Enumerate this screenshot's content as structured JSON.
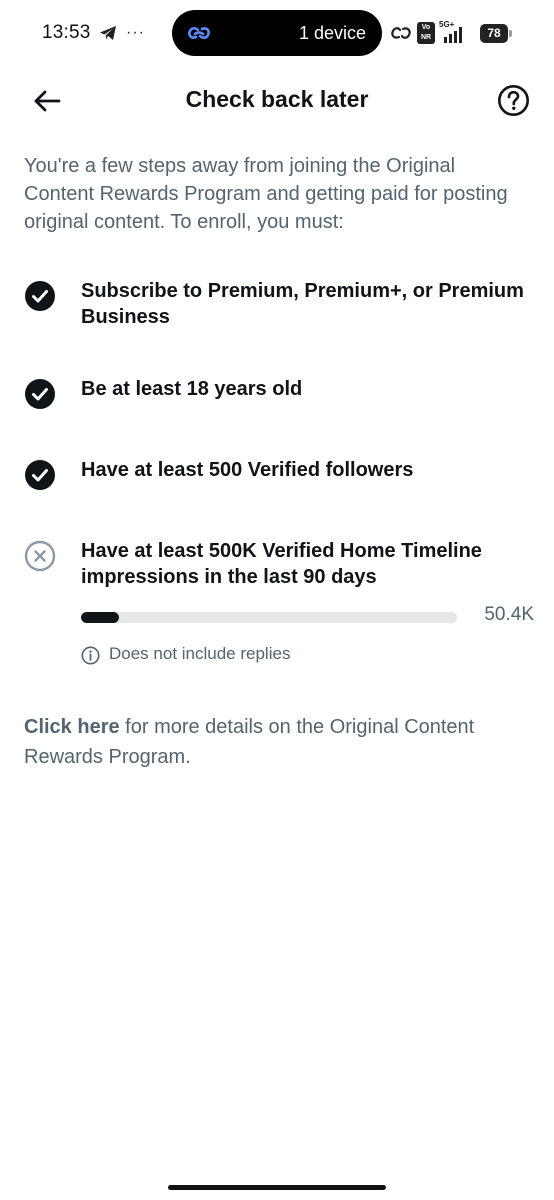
{
  "status_bar": {
    "time": "13:53",
    "more_indicator": "···",
    "island_text": "1 device",
    "network_label": "5G+",
    "vonr_line1": "Vo",
    "vonr_line2": "NR",
    "battery_level": "78"
  },
  "header": {
    "title": "Check back later",
    "back_icon": "arrow-left-icon",
    "help_icon": "question-circle-icon"
  },
  "intro": {
    "text": "You're a few steps away from joining the Original Content Rewards Program and getting paid for posting original content. To enroll, you must:"
  },
  "requirements": [
    {
      "text": "Subscribe to Premium, Premium+, or Premium Business",
      "status": "met",
      "icon": "check-circle-icon"
    },
    {
      "text": "Be at least 18 years old",
      "status": "met",
      "icon": "check-circle-icon"
    },
    {
      "text": "Have at least 500 Verified followers",
      "status": "met",
      "icon": "check-circle-icon"
    },
    {
      "text": "Have at least 500K Verified Home Timeline impressions in the last 90 days",
      "status": "unmet",
      "icon": "x-circle-icon"
    }
  ],
  "impressions_progress": {
    "current_label": "50.4K",
    "current": 50400,
    "target": 500000,
    "fraction": 0.1,
    "note": "Does not include replies",
    "note_icon": "info-icon"
  },
  "footer": {
    "link_text": "Click here",
    "rest_text": " for more details on the Original Content Rewards Program."
  },
  "colors": {
    "primary_text": "#0f1419",
    "secondary_text": "#536471",
    "track": "#e5e7e9",
    "unmet_icon": "#8b98a5"
  }
}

▶ Exercise requirements: Exclude the images and reproduce the remaining data exactly.

▶ Reply to the exercise:
Enumerate this screenshot's content as structured JSON.
{
  "status_bar": {
    "time": "13:53",
    "more_indicator": "···",
    "island_text": "1 device",
    "network_label": "5G+",
    "vonr_line1": "Vo",
    "vonr_line2": "NR",
    "battery_level": "78"
  },
  "header": {
    "title": "Check back later",
    "back_icon": "arrow-left-icon",
    "help_icon": "question-circle-icon"
  },
  "intro": {
    "text": "You're a few steps away from joining the Original Content Rewards Program and getting paid for posting original content. To enroll, you must:"
  },
  "requirements": [
    {
      "text": "Subscribe to Premium, Premium+, or Premium Business",
      "status": "met",
      "icon": "check-circle-icon"
    },
    {
      "text": "Be at least 18 years old",
      "status": "met",
      "icon": "check-circle-icon"
    },
    {
      "text": "Have at least 500 Verified followers",
      "status": "met",
      "icon": "check-circle-icon"
    },
    {
      "text": "Have at least 500K Verified Home Timeline impressions in the last 90 days",
      "status": "unmet",
      "icon": "x-circle-icon"
    }
  ],
  "impressions_progress": {
    "current_label": "50.4K",
    "current": 50400,
    "target": 500000,
    "fraction": 0.1,
    "note": "Does not include replies",
    "note_icon": "info-icon"
  },
  "footer": {
    "link_text": "Click here",
    "rest_text": " for more details on the Original Content Rewards Program."
  },
  "colors": {
    "primary_text": "#0f1419",
    "secondary_text": "#536471",
    "track": "#e5e7e9",
    "unmet_icon": "#8b98a5"
  }
}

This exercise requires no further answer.